:: DATA LINES ::
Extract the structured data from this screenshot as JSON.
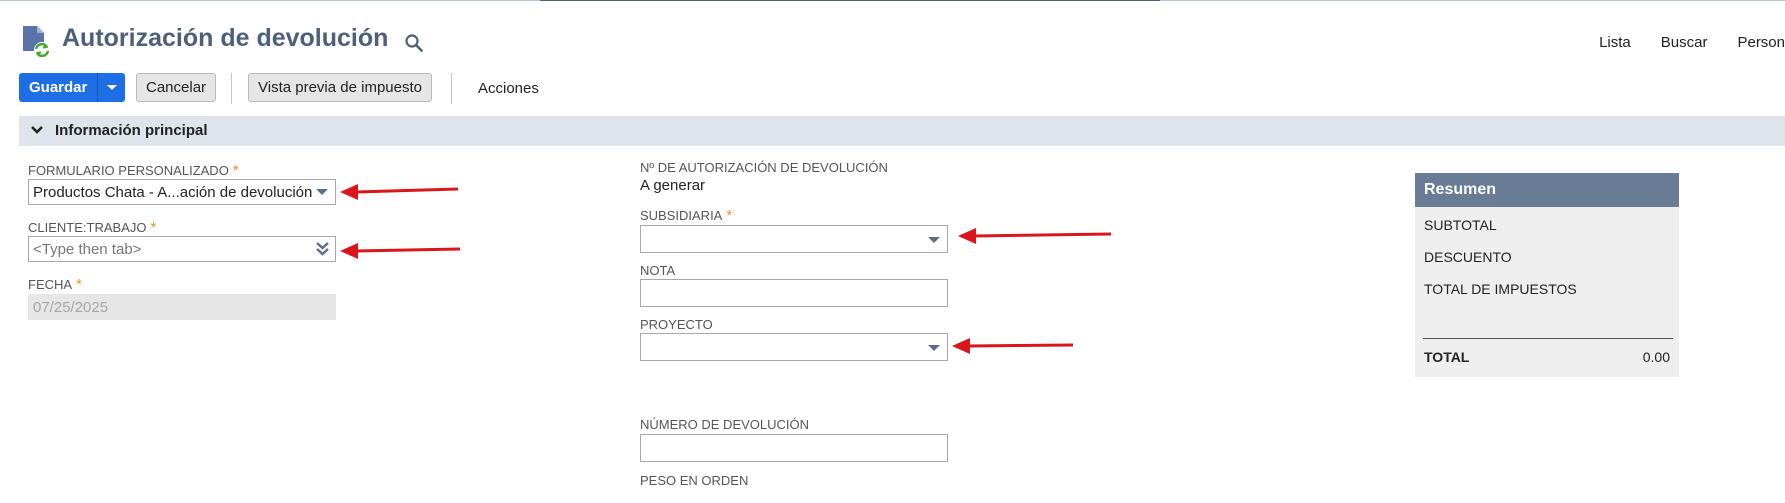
{
  "header": {
    "title": "Autorización de devolución",
    "record_icon": "return-document-icon",
    "links": [
      "Lista",
      "Buscar",
      "Person"
    ]
  },
  "toolbar": {
    "save_label": "Guardar",
    "cancel_label": "Cancelar",
    "tax_preview_label": "Vista previa de impuesto",
    "actions_label": "Acciones"
  },
  "section": {
    "title": "Información principal"
  },
  "fields": {
    "custom_form": {
      "label": "FORMULARIO PERSONALIZADO",
      "value": "Productos Chata - A...ación de devolución"
    },
    "customer_job": {
      "label": "CLIENTE:TRABAJO",
      "placeholder": "<Type then tab>"
    },
    "date": {
      "label": "FECHA",
      "value": "07/25/2025"
    },
    "rma_number": {
      "label": "Nº DE AUTORIZACIÓN DE DEVOLUCIÓN",
      "value": "A generar"
    },
    "subsidiary": {
      "label": "SUBSIDIARIA",
      "value": ""
    },
    "memo": {
      "label": "NOTA",
      "value": ""
    },
    "project": {
      "label": "PROYECTO",
      "value": ""
    },
    "return_number": {
      "label": "NÚMERO DE DEVOLUCIÓN",
      "value": ""
    },
    "order_weight": {
      "label": "PESO EN ORDEN"
    }
  },
  "summary": {
    "title": "Resumen",
    "subtotal_label": "SUBTOTAL",
    "discount_label": "DESCUENTO",
    "tax_total_label": "TOTAL DE IMPUESTOS",
    "total_label": "TOTAL",
    "total_value": "0.00"
  },
  "colors": {
    "primary_button": "#1e6ee6",
    "title_text": "#4d5f79",
    "section_bar": "#dfe3ea",
    "summary_header": "#6a7b95",
    "required_asterisk": "#e7912c",
    "annotation_arrow": "#d9161c"
  }
}
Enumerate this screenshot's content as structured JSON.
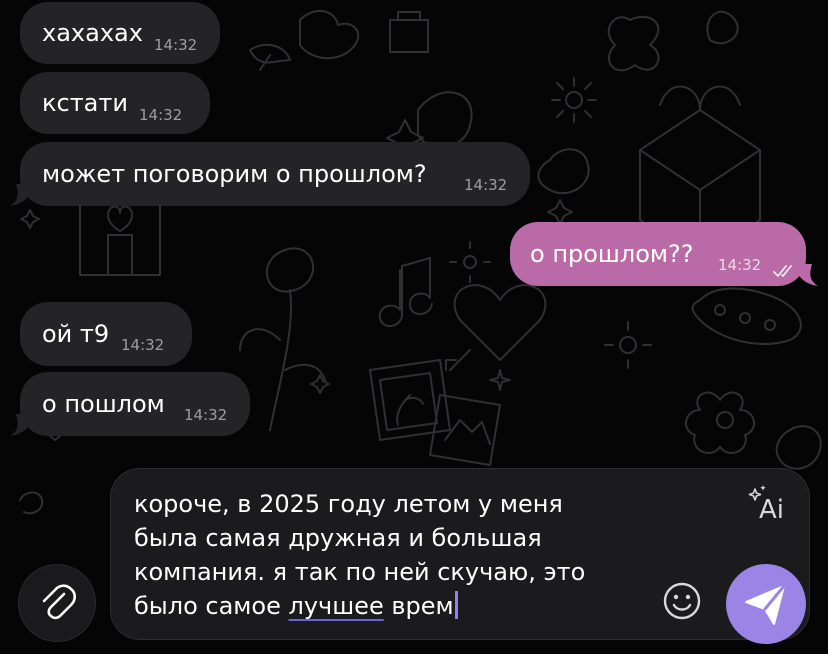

:: EXERCISE BRIEF ::
In the material above, find each line that contains the word "screenshot", and select it.

:: FINAL ANSWER ::
Extract the structured data from this screenshot as JSON.
Enumerate this screenshot's content as structured JSON.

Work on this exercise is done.